Print every record below exactly as written.

## [Exercise data]
+++

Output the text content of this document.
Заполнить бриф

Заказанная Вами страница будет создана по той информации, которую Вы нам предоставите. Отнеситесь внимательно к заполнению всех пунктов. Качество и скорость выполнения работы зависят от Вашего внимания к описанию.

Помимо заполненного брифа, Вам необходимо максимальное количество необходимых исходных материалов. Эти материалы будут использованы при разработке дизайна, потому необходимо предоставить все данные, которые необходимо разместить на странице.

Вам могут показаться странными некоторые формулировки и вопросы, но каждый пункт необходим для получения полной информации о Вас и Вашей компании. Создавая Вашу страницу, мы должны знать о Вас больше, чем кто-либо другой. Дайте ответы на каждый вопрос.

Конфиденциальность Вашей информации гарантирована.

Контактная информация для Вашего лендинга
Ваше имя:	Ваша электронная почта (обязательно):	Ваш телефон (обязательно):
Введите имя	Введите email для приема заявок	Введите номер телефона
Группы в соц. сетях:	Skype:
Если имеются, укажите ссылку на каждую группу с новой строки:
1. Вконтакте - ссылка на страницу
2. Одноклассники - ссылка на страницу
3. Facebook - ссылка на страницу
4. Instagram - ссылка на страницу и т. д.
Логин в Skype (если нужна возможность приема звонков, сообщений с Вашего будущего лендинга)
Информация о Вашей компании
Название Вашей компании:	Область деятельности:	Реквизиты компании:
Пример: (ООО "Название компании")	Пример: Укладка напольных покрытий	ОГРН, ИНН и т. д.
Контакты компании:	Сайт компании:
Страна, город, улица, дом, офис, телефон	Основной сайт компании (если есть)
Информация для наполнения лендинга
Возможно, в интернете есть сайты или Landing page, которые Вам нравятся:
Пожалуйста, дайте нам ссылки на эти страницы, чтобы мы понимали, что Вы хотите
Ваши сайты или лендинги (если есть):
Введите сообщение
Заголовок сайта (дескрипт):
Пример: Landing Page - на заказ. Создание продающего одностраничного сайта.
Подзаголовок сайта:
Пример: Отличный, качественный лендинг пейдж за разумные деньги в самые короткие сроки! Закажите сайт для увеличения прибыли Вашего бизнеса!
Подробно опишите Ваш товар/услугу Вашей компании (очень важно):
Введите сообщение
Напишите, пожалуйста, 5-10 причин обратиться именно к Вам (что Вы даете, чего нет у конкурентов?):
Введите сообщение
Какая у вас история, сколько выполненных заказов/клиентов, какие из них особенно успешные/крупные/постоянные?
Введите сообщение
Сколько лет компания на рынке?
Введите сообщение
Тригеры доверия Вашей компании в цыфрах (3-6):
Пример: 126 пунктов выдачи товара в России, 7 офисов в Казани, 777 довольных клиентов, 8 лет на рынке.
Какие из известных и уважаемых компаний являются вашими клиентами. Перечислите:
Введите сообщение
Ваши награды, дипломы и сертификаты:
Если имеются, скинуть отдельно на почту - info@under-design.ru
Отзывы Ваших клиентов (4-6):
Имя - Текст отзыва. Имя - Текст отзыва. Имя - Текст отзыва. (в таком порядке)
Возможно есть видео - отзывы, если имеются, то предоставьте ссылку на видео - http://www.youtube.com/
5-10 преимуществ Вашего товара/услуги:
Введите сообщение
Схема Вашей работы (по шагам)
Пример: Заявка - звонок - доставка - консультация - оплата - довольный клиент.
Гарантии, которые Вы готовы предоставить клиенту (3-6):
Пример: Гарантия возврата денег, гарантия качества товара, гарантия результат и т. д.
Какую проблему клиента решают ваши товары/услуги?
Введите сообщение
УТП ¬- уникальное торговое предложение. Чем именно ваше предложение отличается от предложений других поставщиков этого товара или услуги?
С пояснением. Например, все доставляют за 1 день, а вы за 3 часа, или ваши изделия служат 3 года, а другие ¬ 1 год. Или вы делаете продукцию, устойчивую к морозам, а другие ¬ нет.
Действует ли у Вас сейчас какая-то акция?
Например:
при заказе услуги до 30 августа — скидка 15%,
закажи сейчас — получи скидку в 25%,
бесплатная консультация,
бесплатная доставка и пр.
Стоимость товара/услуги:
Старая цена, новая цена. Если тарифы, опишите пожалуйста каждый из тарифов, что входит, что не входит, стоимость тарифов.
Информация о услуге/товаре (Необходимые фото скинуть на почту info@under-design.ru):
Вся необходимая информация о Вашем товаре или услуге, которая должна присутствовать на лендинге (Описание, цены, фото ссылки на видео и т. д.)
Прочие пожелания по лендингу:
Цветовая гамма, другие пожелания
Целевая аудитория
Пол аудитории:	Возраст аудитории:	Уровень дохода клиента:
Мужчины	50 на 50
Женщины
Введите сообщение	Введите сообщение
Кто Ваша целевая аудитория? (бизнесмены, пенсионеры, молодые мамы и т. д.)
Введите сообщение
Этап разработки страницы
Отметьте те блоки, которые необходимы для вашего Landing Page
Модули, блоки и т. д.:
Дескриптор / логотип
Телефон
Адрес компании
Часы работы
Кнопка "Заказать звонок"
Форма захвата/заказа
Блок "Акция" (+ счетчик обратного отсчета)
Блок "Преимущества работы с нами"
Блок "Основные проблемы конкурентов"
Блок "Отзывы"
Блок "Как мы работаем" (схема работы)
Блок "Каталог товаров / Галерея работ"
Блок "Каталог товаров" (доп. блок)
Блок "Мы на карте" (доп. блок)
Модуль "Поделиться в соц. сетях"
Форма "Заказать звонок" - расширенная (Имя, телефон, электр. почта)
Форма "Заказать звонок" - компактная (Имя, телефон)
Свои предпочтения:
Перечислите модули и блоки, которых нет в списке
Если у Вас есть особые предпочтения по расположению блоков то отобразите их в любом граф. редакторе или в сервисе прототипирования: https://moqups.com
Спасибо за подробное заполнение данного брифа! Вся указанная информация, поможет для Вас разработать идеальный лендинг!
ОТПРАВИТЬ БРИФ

+++

## [Answer below]
Output the text content of this document.
Заполнить бриф

Заказанная Вами страница будет создана по той информации, которую Вы нам предоставите. Отнеситесь внимательно к заполнению всех пунктов. Качество и скорость выполнения работы зависят от Вашего внимания к описанию.

Помимо заполненного брифа, Вам необходимо максимальное количество необходимых исходных материалов. Эти материалы будут использованы при разработке дизайна, потому необходимо предоставить все данные, которые необходимо разместить на странице.

Вам могут показаться странными некоторые формулировки и вопросы, но каждый пункт необходим для получения полной информации о Вас и Вашей компании. Создавая Вашу страницу, мы должны знать о Вас больше, чем кто-либо другой. Дайте ответы на каждый вопрос.

Конфиденциальность Вашей информации гарантирована.

Контактная информация для Вашего лендинга
Ваше имя:	Ваша электронная почта (обязательно):	Ваш телефон (обязательно):
Введите имя	Введите email для приема заявок	Введите номер телефона
Группы в соц. сетях:	Skype:
Если имеются, укажите ссылку на каждую группу с новой строки:
1. Вконтакте - ссылка на страницу
2. Одноклассники - ссылка на страницу
3. Facebook - ссылка на страницу
4. Instagram - ссылка на страницу и т. д.
Логин в Skype (если нужна возможность приема звонков, сообщений с Вашего будущего лендинга)
Информация о Вашей компании
Название Вашей компании:	Область деятельности:	Реквизиты компании:
Пример: (ООО "Название компании")	Пример: Укладка напольных покрытий	ОГРН, ИНН и т. д.
Контакты компании:	Сайт компании:
Страна, город, улица, дом, офис, телефон	Основной сайт компании (если есть)
Информация для наполнения лендинга
Возможно, в интернете есть сайты или Landing page, которые Вам нравятся:
Пожалуйста, дайте нам ссылки на эти страницы, чтобы мы понимали, что Вы хотите
Ваши сайты или лендинги (если есть):
Введите сообщение
Заголовок сайта (дескрипт):
Пример: Landing Page - на заказ. Создание продающего одностраничного сайта.
Подзаголовок сайта:
Пример: Отличный, качественный лендинг пейдж за разумные деньги в самые короткие сроки! Закажите сайт для увеличения прибыли Вашего бизнеса!
Подробно опишите Ваш товар/услугу Вашей компании (очень важно):
Введите сообщение
Напишите, пожалуйста, 5-10 причин обратиться именно к Вам (что Вы даете, чего нет у конкурентов?):
Введите сообщение
Какая у вас история, сколько выполненных заказов/клиентов, какие из них особенно успешные/крупные/постоянные?
Введите сообщение
Сколько лет компания на рынке?
Введите сообщение
Тригеры доверия Вашей компании в цыфрах (3-6):
Пример: 126 пунктов выдачи товара в России, 7 офисов в Казани, 777 довольных клиентов, 8 лет на рынке.
Какие из известных и уважаемых компаний являются вашими клиентами. Перечислите:
Введите сообщение
Ваши награды, дипломы и сертификаты:
Если имеются, скинуть отдельно на почту - info@under-design.ru
Отзывы Ваших клиентов (4-6):
Имя - Текст отзыва. Имя - Текст отзыва. Имя - Текст отзыва. (в таком порядке)
Возможно есть видео - отзывы, если имеются, то предоставьте ссылку на видео - http://www.youtube.com/
5-10 преимуществ Вашего товара/услуги:
Введите сообщение
Схема Вашей работы (по шагам)
Пример: Заявка - звонок - доставка - консультация - оплата - довольный клиент.
Гарантии, которые Вы готовы предоставить клиенту (3-6):
Пример: Гарантия возврата денег, гарантия качества товара, гарантия результат и т. д.
Какую проблему клиента решают ваши товары/услуги?
Введите сообщение
УТП ¬- уникальное торговое предложение. Чем именно ваше предложение отличается от предложений других поставщиков этого товара или услуги?
С пояснением. Например, все доставляют за 1 день, а вы за 3 часа, или ваши изделия служат 3 года, а другие ¬ 1 год. Или вы делаете продукцию, устойчивую к морозам, а другие ¬ нет.
Действует ли у Вас сейчас какая-то акция?
Например:
при заказе услуги до 30 августа — скидка 15%,
закажи сейчас — получи скидку в 25%,
бесплатная консультация,
бесплатная доставка и пр.
Стоимость товара/услуги:
Старая цена, новая цена. Если тарифы, опишите пожалуйста каждый из тарифов, что входит, что не входит, стоимость тарифов.
Информация о услуге/товаре (Необходимые фото скинуть на почту info@under-design.ru):
Вся необходимая информация о Вашем товаре или услуге, которая должна присутствовать на лендинге (Описание, цены, фото ссылки на видео и т. д.)
Прочие пожелания по лендингу:
Цветовая гамма, другие пожелания
Целевая аудитория
Пол аудитории:	Возраст аудитории:	Уровень дохода клиента:
Мужчины	50 на 50
Женщины
Введите сообщение	Введите сообщение
Кто Ваша целевая аудитория? (бизнесмены, пенсионеры, молодые мамы и т. д.)
Введите сообщение
Этап разработки страницы
Отметьте те блоки, которые необходимы для вашего Landing Page
Модули, блоки и т. д.:
Дескриптор / логотип
Телефон
Адрес компании
Часы работы
Кнопка "Заказать звонок"
Форма захвата/заказа
Блок "Акция" (+ счетчик обратного отсчета)
Блок "Преимущества работы с нами"
Блок "Основные проблемы конкурентов"
Блок "Отзывы"
Блок "Как мы работаем" (схема работы)
Блок "Каталог товаров / Галерея работ"
Блок "Каталог товаров" (доп. блок)
Блок "Мы на карте" (доп. блок)
Модуль "Поделиться в соц. сетях"
Форма "Заказать звонок" - расширенная (Имя, телефон, электр. почта)
Форма "Заказать звонок" - компактная (Имя, телефон)
Свои предпочтения:
Перечислите модули и блоки, которых нет в списке
Если у Вас есть особые предпочтения по расположению блоков то отобразите их в любом граф. редакторе или в сервисе прототипирования: https://moqups.com
Спасибо за подробное заполнение данного брифа! Вся указанная информация, поможет для Вас разработать идеальный лендинг!
ОТПРАВИТЬ БРИФ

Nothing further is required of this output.